## Exercise details
Using the data below, copy each line that includes the word "this".

## start

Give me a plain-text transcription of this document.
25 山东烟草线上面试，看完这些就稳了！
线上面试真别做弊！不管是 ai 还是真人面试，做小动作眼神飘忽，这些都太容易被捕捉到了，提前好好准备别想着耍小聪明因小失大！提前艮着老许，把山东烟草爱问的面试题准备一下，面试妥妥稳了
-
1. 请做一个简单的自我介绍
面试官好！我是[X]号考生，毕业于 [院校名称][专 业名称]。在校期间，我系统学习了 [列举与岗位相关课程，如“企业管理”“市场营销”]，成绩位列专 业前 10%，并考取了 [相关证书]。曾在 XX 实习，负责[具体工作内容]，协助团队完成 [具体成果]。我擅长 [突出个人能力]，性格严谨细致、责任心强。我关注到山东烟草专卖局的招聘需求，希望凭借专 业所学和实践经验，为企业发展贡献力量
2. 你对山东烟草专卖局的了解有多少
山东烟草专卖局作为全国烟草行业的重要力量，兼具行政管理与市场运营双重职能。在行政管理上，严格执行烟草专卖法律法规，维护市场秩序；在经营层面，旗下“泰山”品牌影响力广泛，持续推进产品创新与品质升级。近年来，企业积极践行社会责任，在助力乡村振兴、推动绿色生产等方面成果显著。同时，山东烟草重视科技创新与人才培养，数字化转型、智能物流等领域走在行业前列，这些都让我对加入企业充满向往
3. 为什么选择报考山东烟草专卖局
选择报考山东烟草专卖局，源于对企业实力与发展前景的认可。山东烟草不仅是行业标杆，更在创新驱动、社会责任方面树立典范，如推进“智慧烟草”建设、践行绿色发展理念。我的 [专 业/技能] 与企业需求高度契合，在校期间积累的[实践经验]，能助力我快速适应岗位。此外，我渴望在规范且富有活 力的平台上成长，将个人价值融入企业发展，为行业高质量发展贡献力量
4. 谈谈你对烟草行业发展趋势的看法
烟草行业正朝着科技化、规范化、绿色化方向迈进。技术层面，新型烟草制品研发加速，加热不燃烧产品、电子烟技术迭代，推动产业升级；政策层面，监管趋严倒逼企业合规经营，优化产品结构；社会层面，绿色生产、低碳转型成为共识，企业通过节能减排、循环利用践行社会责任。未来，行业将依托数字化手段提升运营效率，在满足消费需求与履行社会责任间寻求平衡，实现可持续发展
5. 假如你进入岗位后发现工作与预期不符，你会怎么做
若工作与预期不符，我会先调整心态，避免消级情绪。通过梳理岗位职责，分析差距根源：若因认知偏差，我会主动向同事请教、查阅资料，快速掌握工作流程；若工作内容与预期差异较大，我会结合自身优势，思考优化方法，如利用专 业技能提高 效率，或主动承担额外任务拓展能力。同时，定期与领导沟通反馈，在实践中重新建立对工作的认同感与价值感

## end
## start

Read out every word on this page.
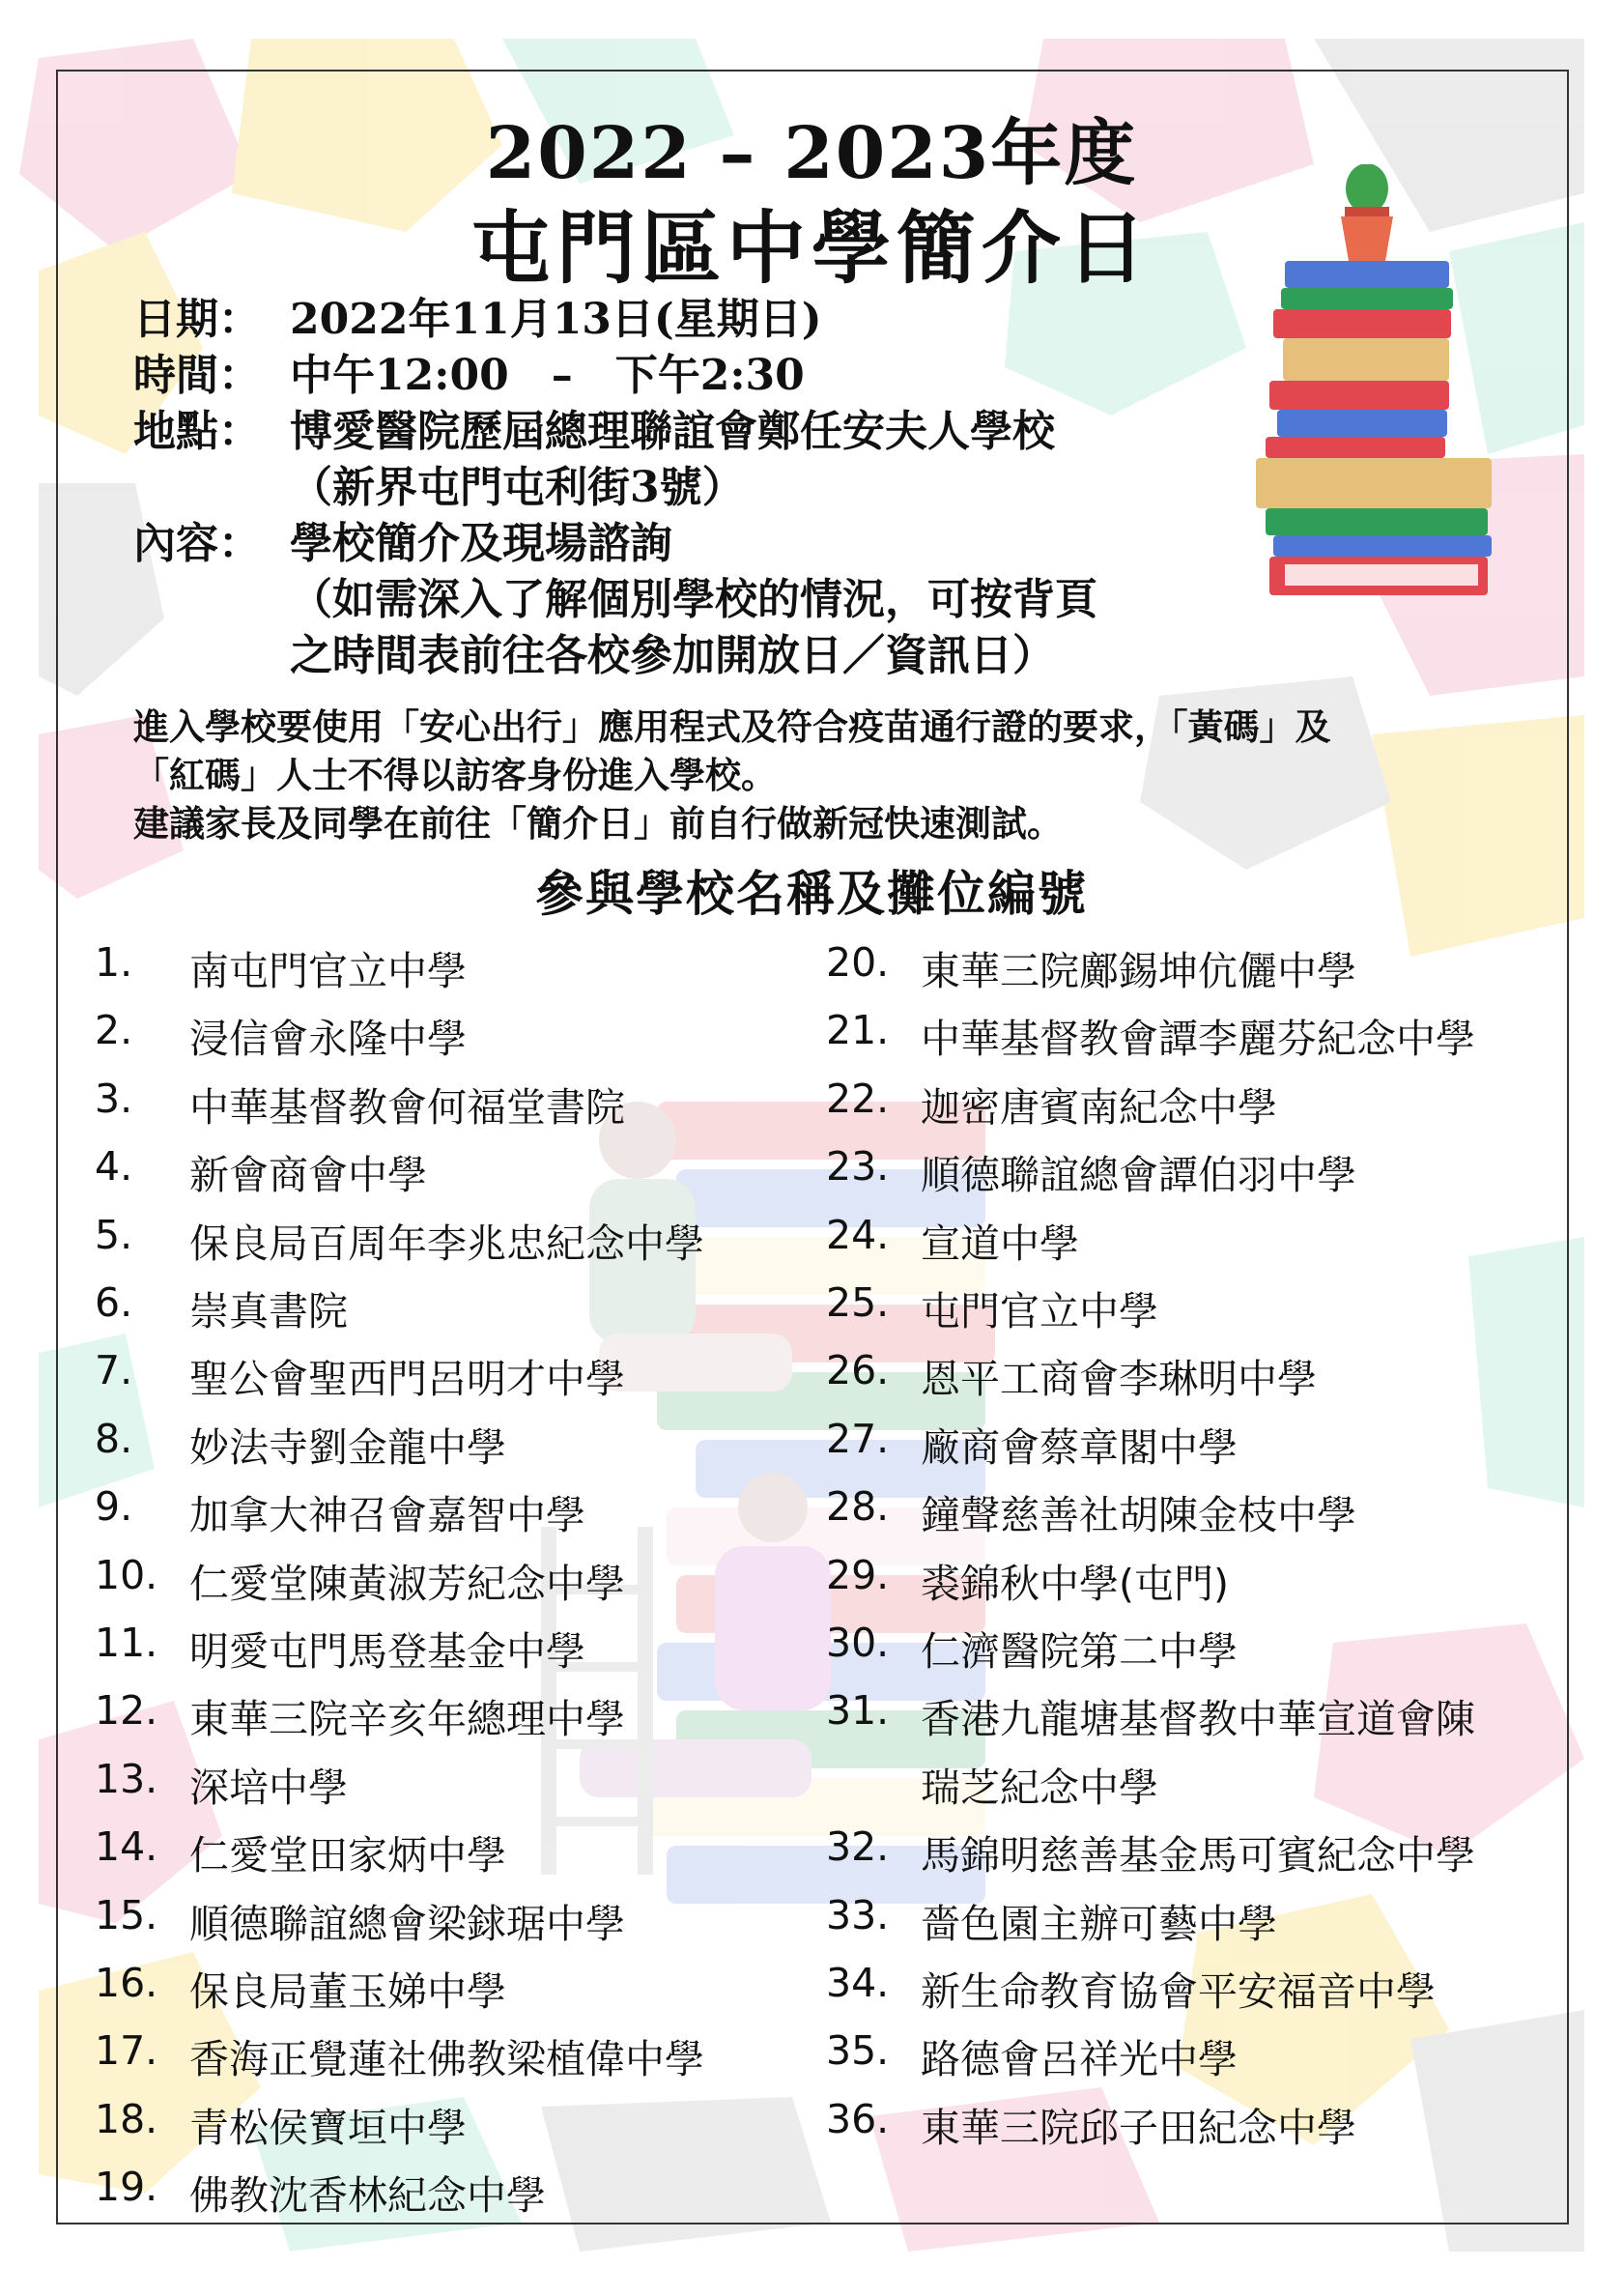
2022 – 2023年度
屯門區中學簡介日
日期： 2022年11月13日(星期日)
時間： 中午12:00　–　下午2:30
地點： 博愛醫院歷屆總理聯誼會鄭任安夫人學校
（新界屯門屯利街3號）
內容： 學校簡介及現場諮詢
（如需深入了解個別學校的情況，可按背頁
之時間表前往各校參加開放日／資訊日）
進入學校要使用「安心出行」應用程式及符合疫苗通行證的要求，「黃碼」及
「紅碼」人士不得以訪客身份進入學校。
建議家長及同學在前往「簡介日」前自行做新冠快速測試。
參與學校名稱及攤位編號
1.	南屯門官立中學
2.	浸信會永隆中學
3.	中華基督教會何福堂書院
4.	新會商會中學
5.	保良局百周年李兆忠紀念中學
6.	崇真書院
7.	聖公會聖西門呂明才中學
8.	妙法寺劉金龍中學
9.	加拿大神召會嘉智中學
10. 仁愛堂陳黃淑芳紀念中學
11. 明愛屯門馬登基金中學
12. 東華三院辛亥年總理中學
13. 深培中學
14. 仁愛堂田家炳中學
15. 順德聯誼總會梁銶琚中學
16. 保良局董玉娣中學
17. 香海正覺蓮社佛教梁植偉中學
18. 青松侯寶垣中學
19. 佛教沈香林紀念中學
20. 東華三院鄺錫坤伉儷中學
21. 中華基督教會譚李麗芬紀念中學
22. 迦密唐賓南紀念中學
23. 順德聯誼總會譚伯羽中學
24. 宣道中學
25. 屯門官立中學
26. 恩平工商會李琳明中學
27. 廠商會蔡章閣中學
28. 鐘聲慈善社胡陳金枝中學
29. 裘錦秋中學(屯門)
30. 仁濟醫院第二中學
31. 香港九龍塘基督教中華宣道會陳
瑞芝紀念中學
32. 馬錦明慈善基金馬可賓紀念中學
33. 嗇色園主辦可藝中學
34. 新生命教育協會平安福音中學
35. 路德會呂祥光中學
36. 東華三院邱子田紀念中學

## end

## Result
Give me a plain-text transcription of this document.
Read out every word on this page.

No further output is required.